# [SHORT EXERCISE]
Transcribe the records that follow, preserving every word.

# [SOURCE RECORDS]
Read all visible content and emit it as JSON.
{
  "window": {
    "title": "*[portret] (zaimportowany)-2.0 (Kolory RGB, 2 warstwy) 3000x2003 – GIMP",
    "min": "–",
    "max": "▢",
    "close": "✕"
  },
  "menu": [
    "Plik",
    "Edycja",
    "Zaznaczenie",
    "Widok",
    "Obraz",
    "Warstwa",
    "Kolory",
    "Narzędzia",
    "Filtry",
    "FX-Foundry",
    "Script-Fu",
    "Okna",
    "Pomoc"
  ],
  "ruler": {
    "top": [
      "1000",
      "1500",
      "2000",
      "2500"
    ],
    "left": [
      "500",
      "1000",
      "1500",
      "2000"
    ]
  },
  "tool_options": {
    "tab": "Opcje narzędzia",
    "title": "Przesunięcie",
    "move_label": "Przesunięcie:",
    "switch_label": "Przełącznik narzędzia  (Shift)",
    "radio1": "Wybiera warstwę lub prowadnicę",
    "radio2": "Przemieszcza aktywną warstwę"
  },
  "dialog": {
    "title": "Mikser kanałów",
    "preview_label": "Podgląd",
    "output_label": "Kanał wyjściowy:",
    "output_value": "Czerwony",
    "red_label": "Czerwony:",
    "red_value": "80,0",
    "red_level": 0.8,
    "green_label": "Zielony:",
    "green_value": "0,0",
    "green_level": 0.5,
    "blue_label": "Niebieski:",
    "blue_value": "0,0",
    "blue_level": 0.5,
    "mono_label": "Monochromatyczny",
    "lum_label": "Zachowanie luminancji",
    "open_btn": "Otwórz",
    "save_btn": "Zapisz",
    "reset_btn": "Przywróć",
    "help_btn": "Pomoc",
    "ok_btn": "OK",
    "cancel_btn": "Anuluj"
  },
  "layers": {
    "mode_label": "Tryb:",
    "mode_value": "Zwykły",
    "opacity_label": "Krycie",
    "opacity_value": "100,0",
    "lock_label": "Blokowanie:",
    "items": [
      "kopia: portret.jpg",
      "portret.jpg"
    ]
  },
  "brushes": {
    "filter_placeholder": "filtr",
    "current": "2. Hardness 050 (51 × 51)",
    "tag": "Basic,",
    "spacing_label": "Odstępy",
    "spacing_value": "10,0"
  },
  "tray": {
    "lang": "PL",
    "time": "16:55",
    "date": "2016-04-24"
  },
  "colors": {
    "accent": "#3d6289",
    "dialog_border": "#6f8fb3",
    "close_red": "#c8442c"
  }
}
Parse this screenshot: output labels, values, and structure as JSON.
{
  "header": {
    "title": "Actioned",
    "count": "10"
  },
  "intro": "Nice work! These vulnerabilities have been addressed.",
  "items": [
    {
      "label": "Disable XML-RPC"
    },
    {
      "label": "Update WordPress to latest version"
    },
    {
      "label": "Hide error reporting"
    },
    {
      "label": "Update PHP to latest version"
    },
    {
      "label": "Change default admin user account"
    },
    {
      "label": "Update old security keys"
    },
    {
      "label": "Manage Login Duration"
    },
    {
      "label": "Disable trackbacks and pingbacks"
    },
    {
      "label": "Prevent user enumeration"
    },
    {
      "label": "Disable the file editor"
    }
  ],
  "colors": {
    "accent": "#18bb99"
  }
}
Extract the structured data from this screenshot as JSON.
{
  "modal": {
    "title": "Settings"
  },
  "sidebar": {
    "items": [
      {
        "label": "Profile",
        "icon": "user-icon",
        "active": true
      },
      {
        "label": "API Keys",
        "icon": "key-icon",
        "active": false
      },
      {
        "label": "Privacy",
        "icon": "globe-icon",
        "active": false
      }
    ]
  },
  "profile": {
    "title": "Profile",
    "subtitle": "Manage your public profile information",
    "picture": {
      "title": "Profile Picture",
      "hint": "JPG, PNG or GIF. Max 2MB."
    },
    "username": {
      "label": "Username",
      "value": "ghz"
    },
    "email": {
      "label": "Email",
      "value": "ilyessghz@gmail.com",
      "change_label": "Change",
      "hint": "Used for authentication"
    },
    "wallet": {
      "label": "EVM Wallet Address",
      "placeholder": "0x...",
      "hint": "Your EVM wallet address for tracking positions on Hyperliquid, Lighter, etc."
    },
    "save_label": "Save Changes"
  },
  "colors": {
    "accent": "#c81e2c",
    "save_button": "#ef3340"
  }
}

# [THE RESULT]
Read all visible content and emit it as JSON.
{
  "window": {
    "title": "*[portret] (zaimportowany)-2.0 (Kolory RGB, 2 warstwy) 3000x2003 – GIMP",
    "min": "–",
    "max": "▢",
    "close": "✕"
  },
  "menu": [
    "Plik",
    "Edycja",
    "Zaznaczenie",
    "Widok",
    "Obraz",
    "Warstwa",
    "Kolory",
    "Narzędzia",
    "Filtry",
    "FX-Foundry",
    "Script-Fu",
    "Okna",
    "Pomoc"
  ],
  "ruler": {
    "top": [
      "1000",
      "1500",
      "2000",
      "2500"
    ],
    "left": [
      "500",
      "1000",
      "1500",
      "2000"
    ]
  },
  "tool_options": {
    "tab": "Opcje narzędzia",
    "title": "Przesunięcie",
    "move_label": "Przesunięcie:",
    "switch_label": "Przełącznik narzędzia  (Shift)",
    "radio1": "Wybiera warstwę lub prowadnicę",
    "radio2": "Przemieszcza aktywną warstwę"
  },
  "dialog": {
    "title": "Mikser kanałów",
    "preview_label": "Podgląd",
    "output_label": "Kanał wyjściowy:",
    "output_value": "Czerwony",
    "red_label": "Czerwony:",
    "red_value": "80,0",
    "red_level": 0.8,
    "green_label": "Zielony:",
    "green_value": "0,0",
    "green_level": 0.5,
    "blue_label": "Niebieski:",
    "blue_value": "0,0",
    "blue_level": 0.5,
    "mono_label": "Monochromatyczny",
    "lum_label": "Zachowanie luminancji",
    "open_btn": "Otwórz",
    "save_btn": "Zapisz",
    "reset_btn": "Przywróć",
    "help_btn": "Pomoc",
    "ok_btn": "OK",
    "cancel_btn": "Anuluj"
  },
  "layers": {
    "mode_label": "Tryb:",
    "mode_value": "Zwykły",
    "opacity_label": "Krycie",
    "opacity_value": "100,0",
    "lock_label": "Blokowanie:",
    "items": [
      "kopia: portret.jpg",
      "portret.jpg"
    ]
  },
  "brushes": {
    "filter_placeholder": "filtr",
    "current": "2. Hardness 050 (51 × 51)",
    "tag": "Basic,",
    "spacing_label": "Odstępy",
    "spacing_value": "10,0"
  },
  "tray": {
    "lang": "PL",
    "time": "16:55",
    "date": "2016-04-24"
  },
  "colors": {
    "accent": "#3d6289",
    "dialog_border": "#6f8fb3",
    "close_red": "#c8442c"
  }
}
Parse this screenshot: output labels, values, and structure as JSON.
{
  "header": {
    "title": "Actioned",
    "count": "10"
  },
  "intro": "Nice work! These vulnerabilities have been addressed.",
  "items": [
    {
      "label": "Disable XML-RPC"
    },
    {
      "label": "Update WordPress to latest version"
    },
    {
      "label": "Hide error reporting"
    },
    {
      "label": "Update PHP to latest version"
    },
    {
      "label": "Change default admin user account"
    },
    {
      "label": "Update old security keys"
    },
    {
      "label": "Manage Login Duration"
    },
    {
      "label": "Disable trackbacks and pingbacks"
    },
    {
      "label": "Prevent user enumeration"
    },
    {
      "label": "Disable the file editor"
    }
  ],
  "colors": {
    "accent": "#18bb99"
  }
}
Extract the structured data from this screenshot as JSON.
{
  "modal": {
    "title": "Settings"
  },
  "sidebar": {
    "items": [
      {
        "label": "Profile",
        "icon": "user-icon",
        "active": true
      },
      {
        "label": "API Keys",
        "icon": "key-icon",
        "active": false
      },
      {
        "label": "Privacy",
        "icon": "globe-icon",
        "active": false
      }
    ]
  },
  "profile": {
    "title": "Profile",
    "subtitle": "Manage your public profile information",
    "picture": {
      "title": "Profile Picture",
      "hint": "JPG, PNG or GIF. Max 2MB."
    },
    "username": {
      "label": "Username",
      "value": "ghz"
    },
    "email": {
      "label": "Email",
      "value": "ilyessghz@gmail.com",
      "change_label": "Change",
      "hint": "Used for authentication"
    },
    "wallet": {
      "label": "EVM Wallet Address",
      "placeholder": "0x...",
      "hint": "Your EVM wallet address for tracking positions on Hyperliquid, Lighter, etc."
    },
    "save_label": "Save Changes"
  },
  "colors": {
    "accent": "#c81e2c",
    "save_button": "#ef3340"
  }
}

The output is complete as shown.